**OBJECTIVE:**
Across the entries below, count the lines in which the word "values" occurs. Reply with the count alone.

+++ PROVIDED RECORDS +++

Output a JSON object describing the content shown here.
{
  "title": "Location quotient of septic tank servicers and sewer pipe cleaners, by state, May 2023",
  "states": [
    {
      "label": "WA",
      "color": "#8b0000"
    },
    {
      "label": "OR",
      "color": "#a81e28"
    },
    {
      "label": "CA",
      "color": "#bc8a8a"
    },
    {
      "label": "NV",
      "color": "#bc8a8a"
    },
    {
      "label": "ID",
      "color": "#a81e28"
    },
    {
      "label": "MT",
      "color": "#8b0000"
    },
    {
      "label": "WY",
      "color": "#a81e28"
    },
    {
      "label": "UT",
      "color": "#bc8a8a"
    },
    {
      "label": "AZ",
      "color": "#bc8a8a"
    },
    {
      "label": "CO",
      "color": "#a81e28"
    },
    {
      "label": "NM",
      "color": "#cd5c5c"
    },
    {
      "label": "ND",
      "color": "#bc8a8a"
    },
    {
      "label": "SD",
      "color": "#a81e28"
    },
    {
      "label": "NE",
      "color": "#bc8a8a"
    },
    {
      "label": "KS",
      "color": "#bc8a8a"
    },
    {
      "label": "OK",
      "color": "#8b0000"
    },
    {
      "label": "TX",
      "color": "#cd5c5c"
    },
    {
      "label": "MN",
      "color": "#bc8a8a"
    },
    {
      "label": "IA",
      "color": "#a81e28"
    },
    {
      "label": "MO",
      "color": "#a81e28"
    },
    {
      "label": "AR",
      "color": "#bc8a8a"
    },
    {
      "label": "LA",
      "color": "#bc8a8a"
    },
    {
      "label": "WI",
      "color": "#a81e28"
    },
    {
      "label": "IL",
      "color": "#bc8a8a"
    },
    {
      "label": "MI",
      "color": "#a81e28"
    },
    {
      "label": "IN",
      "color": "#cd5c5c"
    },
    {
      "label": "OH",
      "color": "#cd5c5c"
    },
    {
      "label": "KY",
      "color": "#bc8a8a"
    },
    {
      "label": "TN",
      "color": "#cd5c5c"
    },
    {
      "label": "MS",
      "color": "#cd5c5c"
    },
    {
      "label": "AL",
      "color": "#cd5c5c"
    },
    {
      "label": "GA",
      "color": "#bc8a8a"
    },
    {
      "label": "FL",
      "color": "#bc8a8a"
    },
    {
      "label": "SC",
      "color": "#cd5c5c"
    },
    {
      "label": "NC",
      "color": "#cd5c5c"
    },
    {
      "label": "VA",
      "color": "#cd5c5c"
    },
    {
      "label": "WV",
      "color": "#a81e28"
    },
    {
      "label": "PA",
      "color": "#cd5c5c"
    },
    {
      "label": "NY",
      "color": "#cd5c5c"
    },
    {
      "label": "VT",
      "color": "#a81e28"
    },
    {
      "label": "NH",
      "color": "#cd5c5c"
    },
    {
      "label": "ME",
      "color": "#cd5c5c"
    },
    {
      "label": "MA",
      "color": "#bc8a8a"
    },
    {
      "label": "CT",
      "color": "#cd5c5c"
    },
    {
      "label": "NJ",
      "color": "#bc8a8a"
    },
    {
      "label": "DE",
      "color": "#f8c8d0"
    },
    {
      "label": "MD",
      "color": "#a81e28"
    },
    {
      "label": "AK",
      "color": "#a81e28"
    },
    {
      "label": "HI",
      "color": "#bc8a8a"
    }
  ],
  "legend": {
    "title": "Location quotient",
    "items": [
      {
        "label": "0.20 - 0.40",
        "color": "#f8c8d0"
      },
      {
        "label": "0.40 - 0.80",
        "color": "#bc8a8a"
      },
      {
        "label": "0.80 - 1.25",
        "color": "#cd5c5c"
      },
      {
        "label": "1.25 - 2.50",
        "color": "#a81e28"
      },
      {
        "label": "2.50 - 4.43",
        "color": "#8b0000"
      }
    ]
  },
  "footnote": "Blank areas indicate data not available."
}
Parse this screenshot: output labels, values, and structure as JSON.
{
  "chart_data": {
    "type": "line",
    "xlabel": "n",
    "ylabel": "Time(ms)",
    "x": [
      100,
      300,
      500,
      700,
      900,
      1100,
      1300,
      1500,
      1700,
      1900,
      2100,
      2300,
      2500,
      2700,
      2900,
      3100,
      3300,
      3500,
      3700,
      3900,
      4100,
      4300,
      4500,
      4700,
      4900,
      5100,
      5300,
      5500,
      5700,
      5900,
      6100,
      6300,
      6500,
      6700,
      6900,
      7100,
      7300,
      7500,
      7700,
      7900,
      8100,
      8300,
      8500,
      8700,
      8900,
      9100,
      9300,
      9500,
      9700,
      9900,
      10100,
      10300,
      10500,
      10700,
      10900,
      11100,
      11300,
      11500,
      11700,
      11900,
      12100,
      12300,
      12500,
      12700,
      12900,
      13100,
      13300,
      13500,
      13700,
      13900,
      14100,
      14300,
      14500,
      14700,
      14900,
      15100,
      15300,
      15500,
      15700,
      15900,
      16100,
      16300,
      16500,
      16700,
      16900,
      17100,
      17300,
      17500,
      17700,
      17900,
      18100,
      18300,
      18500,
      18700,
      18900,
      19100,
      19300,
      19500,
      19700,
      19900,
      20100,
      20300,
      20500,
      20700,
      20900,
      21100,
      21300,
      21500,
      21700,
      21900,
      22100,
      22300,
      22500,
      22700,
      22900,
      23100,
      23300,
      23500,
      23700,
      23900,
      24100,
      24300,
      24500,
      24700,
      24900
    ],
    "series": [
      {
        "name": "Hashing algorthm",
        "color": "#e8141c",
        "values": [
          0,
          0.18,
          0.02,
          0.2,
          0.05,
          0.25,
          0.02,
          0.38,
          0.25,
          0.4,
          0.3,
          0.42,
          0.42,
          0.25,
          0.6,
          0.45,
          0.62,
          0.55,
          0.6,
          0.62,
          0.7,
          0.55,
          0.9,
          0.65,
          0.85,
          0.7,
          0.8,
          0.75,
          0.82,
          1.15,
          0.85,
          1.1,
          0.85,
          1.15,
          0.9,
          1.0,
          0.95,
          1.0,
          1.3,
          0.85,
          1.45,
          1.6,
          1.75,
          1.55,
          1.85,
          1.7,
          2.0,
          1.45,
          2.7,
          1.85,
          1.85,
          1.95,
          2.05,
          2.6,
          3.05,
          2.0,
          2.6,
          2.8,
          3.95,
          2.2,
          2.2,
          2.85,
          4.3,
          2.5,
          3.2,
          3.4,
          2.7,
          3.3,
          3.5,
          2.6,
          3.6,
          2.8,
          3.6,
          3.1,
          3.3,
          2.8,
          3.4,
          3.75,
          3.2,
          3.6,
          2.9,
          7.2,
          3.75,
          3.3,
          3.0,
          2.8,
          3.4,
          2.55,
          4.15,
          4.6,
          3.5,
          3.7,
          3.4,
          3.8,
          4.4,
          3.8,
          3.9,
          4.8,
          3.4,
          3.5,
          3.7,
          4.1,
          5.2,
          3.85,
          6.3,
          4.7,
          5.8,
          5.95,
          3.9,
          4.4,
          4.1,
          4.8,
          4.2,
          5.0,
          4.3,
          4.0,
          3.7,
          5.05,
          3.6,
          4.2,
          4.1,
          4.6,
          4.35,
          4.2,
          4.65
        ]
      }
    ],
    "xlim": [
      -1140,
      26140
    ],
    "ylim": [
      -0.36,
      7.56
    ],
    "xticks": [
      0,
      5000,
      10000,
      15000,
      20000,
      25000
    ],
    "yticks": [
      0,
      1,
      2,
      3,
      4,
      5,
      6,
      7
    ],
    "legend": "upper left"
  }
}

+++

**SOLUTION TO THE PROBLEM:**
2